● DESCRIPTION OF THE TASK
Which lines hold the word "text"? Show each of them.

● EXTRACTED RECORDS

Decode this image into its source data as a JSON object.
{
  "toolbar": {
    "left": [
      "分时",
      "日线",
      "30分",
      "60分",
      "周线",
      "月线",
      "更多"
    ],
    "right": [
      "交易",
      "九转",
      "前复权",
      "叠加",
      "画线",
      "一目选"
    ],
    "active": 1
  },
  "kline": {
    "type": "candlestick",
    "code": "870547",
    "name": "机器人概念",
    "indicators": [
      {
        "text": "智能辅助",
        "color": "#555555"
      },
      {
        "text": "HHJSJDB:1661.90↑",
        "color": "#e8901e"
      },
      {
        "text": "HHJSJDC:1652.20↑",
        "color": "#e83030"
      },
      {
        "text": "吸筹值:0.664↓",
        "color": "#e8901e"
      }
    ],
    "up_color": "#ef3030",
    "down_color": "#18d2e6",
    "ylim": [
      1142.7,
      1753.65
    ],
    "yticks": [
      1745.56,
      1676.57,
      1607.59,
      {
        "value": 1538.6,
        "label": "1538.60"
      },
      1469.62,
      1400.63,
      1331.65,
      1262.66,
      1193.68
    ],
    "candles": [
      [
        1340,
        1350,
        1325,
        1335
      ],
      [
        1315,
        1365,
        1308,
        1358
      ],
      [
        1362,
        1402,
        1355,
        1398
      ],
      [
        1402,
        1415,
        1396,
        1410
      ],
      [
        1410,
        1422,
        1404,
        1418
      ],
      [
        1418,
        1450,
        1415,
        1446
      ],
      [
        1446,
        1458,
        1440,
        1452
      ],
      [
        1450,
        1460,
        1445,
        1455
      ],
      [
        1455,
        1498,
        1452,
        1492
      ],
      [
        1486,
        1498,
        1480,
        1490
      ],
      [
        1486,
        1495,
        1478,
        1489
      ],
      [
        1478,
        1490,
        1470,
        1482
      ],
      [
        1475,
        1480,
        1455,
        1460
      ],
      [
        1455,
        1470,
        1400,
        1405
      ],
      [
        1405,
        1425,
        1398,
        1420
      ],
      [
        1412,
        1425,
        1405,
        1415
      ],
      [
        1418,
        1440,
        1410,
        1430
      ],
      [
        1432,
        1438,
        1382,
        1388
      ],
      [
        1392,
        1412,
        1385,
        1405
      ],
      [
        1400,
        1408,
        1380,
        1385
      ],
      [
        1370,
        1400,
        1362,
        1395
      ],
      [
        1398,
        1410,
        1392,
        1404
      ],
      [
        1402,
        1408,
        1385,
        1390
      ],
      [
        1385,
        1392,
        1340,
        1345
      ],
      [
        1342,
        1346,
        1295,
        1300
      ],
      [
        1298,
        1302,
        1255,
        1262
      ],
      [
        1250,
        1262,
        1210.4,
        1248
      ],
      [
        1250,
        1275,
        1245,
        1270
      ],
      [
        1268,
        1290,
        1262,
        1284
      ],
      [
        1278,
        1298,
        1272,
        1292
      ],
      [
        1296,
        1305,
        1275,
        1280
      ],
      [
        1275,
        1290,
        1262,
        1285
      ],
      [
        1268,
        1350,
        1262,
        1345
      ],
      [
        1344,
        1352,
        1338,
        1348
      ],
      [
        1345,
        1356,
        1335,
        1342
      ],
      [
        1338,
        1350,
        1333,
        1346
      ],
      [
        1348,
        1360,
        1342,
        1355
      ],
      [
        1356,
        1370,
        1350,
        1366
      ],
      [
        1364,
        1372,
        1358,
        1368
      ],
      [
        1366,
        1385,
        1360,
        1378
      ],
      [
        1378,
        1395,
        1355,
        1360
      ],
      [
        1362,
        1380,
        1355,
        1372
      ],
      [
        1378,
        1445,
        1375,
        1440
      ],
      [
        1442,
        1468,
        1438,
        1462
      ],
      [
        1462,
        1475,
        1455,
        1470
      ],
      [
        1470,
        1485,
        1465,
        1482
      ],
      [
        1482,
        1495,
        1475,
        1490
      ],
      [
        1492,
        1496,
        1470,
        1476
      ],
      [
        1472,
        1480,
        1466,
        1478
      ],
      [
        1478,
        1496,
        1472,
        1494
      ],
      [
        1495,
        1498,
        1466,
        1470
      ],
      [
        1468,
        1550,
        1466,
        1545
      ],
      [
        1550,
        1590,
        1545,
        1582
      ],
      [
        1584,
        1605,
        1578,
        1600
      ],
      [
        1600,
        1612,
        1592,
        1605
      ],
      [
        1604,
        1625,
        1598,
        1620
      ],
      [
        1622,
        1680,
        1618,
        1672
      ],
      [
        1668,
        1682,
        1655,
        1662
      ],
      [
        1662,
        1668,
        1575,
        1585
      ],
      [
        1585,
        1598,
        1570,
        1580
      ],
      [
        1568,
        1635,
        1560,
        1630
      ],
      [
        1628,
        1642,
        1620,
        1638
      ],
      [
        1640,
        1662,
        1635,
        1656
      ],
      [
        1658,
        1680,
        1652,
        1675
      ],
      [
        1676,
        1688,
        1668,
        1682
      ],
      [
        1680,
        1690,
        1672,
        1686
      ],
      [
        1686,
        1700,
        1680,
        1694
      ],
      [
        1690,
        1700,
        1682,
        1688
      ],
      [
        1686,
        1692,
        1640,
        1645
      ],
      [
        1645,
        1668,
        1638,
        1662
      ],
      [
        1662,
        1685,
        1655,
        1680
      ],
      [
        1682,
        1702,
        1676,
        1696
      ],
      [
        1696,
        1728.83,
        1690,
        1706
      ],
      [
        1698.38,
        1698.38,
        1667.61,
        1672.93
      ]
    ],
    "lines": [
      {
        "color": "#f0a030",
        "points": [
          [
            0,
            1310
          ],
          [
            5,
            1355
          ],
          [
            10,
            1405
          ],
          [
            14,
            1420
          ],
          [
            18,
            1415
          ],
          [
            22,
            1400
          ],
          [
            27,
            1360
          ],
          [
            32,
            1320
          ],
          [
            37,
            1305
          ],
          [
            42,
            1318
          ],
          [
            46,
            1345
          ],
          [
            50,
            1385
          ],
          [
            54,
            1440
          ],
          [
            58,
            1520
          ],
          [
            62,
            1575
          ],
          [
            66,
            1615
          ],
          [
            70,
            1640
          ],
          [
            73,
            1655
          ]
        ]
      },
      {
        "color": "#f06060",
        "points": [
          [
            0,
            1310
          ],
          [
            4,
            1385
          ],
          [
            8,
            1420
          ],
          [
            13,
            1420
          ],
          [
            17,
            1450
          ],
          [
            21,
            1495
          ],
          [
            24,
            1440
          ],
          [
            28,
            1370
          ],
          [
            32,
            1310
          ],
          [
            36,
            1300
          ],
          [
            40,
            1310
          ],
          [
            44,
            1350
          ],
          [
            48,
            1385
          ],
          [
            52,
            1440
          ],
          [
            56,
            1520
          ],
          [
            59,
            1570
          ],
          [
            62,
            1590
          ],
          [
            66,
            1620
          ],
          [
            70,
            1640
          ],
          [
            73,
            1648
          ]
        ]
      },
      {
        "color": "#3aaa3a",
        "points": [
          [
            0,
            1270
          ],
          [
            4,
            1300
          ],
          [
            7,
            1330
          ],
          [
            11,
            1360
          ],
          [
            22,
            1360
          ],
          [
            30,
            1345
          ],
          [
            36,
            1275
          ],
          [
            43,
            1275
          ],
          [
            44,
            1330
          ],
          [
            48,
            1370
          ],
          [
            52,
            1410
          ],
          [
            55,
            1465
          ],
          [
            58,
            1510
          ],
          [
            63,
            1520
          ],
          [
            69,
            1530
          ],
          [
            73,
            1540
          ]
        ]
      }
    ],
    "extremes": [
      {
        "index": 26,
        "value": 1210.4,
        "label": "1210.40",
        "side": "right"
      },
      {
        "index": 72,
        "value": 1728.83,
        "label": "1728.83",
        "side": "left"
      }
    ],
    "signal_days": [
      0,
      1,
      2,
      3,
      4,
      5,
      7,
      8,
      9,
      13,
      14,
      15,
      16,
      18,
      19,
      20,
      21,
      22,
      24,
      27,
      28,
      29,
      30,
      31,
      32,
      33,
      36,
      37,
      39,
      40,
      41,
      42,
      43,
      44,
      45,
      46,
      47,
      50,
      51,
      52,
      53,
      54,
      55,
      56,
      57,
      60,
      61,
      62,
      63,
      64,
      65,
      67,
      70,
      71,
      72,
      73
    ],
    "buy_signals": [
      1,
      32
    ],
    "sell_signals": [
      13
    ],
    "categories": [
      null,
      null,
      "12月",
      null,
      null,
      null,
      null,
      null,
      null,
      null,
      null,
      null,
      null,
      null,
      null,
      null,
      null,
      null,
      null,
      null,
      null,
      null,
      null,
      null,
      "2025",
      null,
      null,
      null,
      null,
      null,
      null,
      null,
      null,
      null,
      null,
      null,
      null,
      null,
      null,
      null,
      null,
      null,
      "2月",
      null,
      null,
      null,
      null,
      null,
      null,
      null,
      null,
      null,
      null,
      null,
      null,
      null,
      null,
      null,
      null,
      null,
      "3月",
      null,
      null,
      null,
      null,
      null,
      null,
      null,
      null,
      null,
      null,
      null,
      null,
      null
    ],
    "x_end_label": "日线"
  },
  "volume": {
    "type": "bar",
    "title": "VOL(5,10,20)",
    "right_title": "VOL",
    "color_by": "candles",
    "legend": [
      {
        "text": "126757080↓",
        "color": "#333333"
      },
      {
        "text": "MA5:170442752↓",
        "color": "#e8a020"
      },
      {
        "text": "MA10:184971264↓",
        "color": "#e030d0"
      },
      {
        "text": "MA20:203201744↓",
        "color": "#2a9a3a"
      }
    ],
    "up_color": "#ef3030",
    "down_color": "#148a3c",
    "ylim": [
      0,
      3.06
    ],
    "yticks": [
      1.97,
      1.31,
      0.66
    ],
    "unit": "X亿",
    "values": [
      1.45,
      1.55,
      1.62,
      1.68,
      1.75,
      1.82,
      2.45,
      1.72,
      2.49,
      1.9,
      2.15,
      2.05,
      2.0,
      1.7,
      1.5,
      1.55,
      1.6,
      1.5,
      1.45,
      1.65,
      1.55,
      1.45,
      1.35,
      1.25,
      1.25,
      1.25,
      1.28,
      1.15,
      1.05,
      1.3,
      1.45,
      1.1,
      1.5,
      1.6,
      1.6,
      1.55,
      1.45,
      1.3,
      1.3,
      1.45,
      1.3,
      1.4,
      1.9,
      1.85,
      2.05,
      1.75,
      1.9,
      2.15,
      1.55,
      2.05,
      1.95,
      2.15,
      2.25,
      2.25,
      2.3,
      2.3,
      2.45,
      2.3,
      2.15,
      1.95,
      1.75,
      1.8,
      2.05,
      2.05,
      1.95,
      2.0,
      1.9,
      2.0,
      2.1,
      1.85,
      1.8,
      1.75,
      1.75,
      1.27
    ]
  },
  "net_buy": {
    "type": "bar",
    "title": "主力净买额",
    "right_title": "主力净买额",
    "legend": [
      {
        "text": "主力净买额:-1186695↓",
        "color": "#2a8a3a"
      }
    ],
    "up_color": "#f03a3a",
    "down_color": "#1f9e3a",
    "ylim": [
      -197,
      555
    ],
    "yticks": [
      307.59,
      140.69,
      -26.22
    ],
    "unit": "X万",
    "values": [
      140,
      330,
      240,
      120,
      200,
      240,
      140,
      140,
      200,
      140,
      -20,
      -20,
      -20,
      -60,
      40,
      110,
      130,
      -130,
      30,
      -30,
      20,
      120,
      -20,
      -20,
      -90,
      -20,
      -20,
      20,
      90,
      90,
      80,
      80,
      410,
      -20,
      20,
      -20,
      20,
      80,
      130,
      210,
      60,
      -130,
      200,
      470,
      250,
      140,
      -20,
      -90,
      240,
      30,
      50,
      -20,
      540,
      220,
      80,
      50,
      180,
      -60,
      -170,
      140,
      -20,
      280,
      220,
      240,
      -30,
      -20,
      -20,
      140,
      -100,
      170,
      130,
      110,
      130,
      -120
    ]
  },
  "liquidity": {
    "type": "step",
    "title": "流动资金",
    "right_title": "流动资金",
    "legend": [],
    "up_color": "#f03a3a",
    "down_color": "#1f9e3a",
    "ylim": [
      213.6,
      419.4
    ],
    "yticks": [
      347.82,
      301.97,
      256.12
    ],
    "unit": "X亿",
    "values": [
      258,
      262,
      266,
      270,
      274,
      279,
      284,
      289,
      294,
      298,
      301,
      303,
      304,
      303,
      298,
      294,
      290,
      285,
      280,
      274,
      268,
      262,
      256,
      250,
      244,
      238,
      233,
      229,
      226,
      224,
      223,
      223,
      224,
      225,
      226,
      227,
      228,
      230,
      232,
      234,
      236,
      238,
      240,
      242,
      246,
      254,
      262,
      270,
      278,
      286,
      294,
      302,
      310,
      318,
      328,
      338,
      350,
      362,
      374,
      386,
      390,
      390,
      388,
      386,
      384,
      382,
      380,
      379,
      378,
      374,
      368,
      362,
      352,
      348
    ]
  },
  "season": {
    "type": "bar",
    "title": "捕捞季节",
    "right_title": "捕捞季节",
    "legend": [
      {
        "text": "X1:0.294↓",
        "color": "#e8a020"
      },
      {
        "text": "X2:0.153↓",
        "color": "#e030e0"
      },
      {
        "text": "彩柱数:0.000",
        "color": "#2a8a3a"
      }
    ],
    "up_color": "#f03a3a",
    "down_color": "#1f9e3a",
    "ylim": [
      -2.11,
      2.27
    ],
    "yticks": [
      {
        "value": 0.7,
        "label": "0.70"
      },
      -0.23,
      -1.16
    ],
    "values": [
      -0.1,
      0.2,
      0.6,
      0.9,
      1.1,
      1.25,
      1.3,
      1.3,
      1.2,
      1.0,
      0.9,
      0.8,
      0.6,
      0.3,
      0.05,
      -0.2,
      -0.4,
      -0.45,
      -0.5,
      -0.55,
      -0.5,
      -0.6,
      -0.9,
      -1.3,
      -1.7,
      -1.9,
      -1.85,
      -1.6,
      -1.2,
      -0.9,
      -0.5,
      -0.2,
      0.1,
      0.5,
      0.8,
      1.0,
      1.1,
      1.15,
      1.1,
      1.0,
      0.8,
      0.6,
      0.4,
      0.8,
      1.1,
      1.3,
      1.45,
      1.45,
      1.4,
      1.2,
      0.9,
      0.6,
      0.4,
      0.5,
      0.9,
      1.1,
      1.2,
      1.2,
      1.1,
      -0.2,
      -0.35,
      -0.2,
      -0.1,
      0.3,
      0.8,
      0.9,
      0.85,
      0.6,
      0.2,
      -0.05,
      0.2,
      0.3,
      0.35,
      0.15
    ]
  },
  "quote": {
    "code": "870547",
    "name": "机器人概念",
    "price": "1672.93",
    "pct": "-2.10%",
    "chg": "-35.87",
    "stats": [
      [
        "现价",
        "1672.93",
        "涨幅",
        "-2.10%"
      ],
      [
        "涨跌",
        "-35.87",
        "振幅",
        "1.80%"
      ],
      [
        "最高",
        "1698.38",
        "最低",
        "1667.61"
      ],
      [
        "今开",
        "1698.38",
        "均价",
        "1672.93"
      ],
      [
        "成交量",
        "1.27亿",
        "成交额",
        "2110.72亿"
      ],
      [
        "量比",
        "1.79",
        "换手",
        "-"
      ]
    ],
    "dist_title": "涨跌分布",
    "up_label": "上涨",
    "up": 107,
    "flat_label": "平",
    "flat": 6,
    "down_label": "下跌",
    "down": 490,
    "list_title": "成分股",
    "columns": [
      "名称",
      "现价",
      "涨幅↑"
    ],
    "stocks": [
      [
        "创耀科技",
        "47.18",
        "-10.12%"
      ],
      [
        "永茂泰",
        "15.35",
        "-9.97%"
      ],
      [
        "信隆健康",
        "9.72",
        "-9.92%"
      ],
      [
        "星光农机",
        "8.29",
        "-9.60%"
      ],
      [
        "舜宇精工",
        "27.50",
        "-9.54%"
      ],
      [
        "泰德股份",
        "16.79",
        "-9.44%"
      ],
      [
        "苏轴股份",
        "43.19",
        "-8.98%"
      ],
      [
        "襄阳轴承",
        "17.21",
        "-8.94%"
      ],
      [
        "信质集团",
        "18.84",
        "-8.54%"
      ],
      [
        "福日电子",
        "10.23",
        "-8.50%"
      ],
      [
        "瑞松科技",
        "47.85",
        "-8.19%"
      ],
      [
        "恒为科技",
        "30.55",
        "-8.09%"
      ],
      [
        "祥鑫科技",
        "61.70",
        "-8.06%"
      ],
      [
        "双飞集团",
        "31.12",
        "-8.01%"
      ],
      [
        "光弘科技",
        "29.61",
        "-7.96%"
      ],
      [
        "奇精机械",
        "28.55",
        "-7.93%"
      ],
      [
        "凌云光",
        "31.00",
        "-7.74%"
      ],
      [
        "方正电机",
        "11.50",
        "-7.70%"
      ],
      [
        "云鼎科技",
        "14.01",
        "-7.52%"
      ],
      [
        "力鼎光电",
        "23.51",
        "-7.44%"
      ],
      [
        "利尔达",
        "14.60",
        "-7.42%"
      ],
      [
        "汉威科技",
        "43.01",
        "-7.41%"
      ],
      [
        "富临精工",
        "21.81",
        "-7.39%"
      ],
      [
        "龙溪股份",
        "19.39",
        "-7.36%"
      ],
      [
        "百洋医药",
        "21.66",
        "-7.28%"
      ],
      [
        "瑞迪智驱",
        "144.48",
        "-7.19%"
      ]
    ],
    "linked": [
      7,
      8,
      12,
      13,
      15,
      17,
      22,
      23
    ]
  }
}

● TASK OUTPUT
        "text": "智能辅助",
        "text": "HHJSJDB:1661.90↑",
        "text": "HHJSJDC:1652.20↑",
        "text": "吸筹值:0.664↓",
        "text": "126757080↓",
        "text": "MA5:170442752↓",
        "text": "MA10:184971264↓",
        "text": "MA20:203201744↓",
        "text": "主力净买额:-1186695↓",
        "text": "X1:0.294↓",
        "text": "X2:0.153↓",
        "text": "彩柱数:0.000",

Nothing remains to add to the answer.